TEXT BLOCK: Begin

Two Things
Thrift store scores and vintage t-shirts
I am not doing a lot of buying at the moment, but I did pull the trigger on a pair of Y2K-era Nike wind pants, finally. I’d watched them until the listing ended and they got relisted at a slightly lower price. Music to my ears!
I stopped at another Goodwill earlier this week to wander around. It was much calmer than the one I visited previously, though I have since read a (possibly apocryphal?) tale of someone finding a very nice Bottega Veneta bag at that location for $13. There is good reason to believe most such tales are fabricated but, you know, “any given Sunday” and all that.
Anyway I did not find a Bottega bag or much of anything at all. I passed up a nice-looking Banana Republic colorblock sweater in my favorite colors (black, white, and grey – I am who I am) for having too-high an acrylic content. I picked up a cute navy blue scarf with white lions rampant – it definitely wasn’t silk but it felt nice and I liked the pattern – and then put it back when further inspection revealed extensive staining. For $2 I could have risked it, I suppose, but it can be someone else’s project.
I walked out with a cute $2 Homer Laughlin serving dish and a pair of $8 AG jeans that I will (hopefully) sell on Poshmark. Cheap thrills.
Lately I’ve been doing a deep dive on vintage high school t-shirts and vintage bar t-shirts. The ideal vintage tee for me is a single-stitch 50/50 blend of cotton and polyester, the better to develop a good “silky” feel. Any logo or design should be a little weird and also, mostly worn off.
I have a few such prized examples from my own life: the Oklahoma! cast sweatshirt from my high school’s production of same (this is 37 years old), a t-shirt from Grossman’s Tavern in Toronto that incidentally commemorates the first time I got properly drunk, the Abercrombie logo tee I bought right after college. I would never part with any of these, but plenty of people are willing to, and they are getting rid of them on eBay.
Here’s a good high school example, which I bought.
This next one is really good due to the homemade nature of the design and the flag corps specificity, however the seller wants $100 and that is about $80 too much IMO. Make an offer and you too can be a member of the Fern Creek Flag Corps.
I did of course search for my own high school only to find a single example, which was from a gym uniform. No thanks! (However if you went to Sill Middle School you should definitely buy this patch and sew it on a tote bag or something. Also, here is a 1970 yearbook containing Jim Jarmusch, or at least his graven image.)
The bar t-shirts are altogether much weirder and there is a lot in the vein of Spotty Mary’s Syphilis Shack or whatever (you know what I mean) but I do really love this one, hailing from Wisconsin:
And finally, while I suspect I am not the target audience for this shirt from San Francisco’s Jackhammer bar, you cannot deny the design is very good:








Oh man, the t-shirts I wish I'd held onto! And I still want to know what happened to my college-era leather jacket. When I first lived in Oregon there was a magical Value Village that in 2021 (still Covid times enough that people were rabidly cleaning shit out) was practically giving away nice bags. I once walked out with a beautiful blue leather Ferragamo bag for $7.99. I would regularly find bags by Frye, Minkoff, Everlane, Longchamp, Tory Burch, Kate Spade, etc. Then one day it just dried up and the prices got jacked up. No more magic.

TEXT BLOCK: End

— EXERCISE DETAILS —
Translate this sentence from the thrift store post into Spanish: "Lately I’ve been doing a deep dive on vintage high school t-shirts and vintage bar t-shirts."

GIVEN ENTRIES: Begin

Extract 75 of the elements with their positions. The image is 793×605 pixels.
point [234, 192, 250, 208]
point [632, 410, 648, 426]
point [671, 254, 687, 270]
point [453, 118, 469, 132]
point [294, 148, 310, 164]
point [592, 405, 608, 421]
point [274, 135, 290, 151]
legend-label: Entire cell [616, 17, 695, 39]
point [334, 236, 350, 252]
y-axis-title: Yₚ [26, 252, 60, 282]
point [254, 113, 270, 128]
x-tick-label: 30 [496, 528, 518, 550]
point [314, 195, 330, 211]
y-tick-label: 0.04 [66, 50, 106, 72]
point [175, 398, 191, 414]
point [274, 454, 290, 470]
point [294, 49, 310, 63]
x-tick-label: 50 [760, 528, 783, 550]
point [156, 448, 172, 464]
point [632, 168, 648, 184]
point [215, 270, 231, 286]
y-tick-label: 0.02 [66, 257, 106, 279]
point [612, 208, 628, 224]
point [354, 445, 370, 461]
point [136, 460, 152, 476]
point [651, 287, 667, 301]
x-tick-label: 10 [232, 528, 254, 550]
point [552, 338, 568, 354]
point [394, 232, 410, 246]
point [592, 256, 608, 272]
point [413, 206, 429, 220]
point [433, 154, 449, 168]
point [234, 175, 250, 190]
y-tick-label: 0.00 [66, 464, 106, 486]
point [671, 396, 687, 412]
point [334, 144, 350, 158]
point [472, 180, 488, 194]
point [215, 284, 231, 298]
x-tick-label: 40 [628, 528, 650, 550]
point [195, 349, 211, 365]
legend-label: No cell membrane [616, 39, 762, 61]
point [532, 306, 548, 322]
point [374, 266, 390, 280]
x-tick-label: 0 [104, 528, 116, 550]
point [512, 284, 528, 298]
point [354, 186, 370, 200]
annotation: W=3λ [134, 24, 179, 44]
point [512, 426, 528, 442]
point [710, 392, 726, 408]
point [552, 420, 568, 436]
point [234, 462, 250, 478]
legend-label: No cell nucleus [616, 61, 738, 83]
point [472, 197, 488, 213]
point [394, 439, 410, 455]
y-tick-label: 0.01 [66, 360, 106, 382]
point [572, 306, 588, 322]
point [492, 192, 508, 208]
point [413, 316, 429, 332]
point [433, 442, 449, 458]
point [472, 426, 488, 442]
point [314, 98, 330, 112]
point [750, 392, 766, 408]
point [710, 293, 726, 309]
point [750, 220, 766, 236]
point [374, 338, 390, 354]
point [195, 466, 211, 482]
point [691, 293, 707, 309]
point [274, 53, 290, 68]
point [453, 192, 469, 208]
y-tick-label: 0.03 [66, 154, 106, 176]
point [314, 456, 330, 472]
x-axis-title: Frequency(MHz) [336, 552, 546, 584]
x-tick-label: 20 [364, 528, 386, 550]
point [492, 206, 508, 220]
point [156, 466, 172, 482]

GIVEN ENTRIES: End

— ANSWER FOR THE TASK —
Últimamente he estado investigando a fondo las camisetas vintage de escuelas secundarias y las camisetas vintage de bares.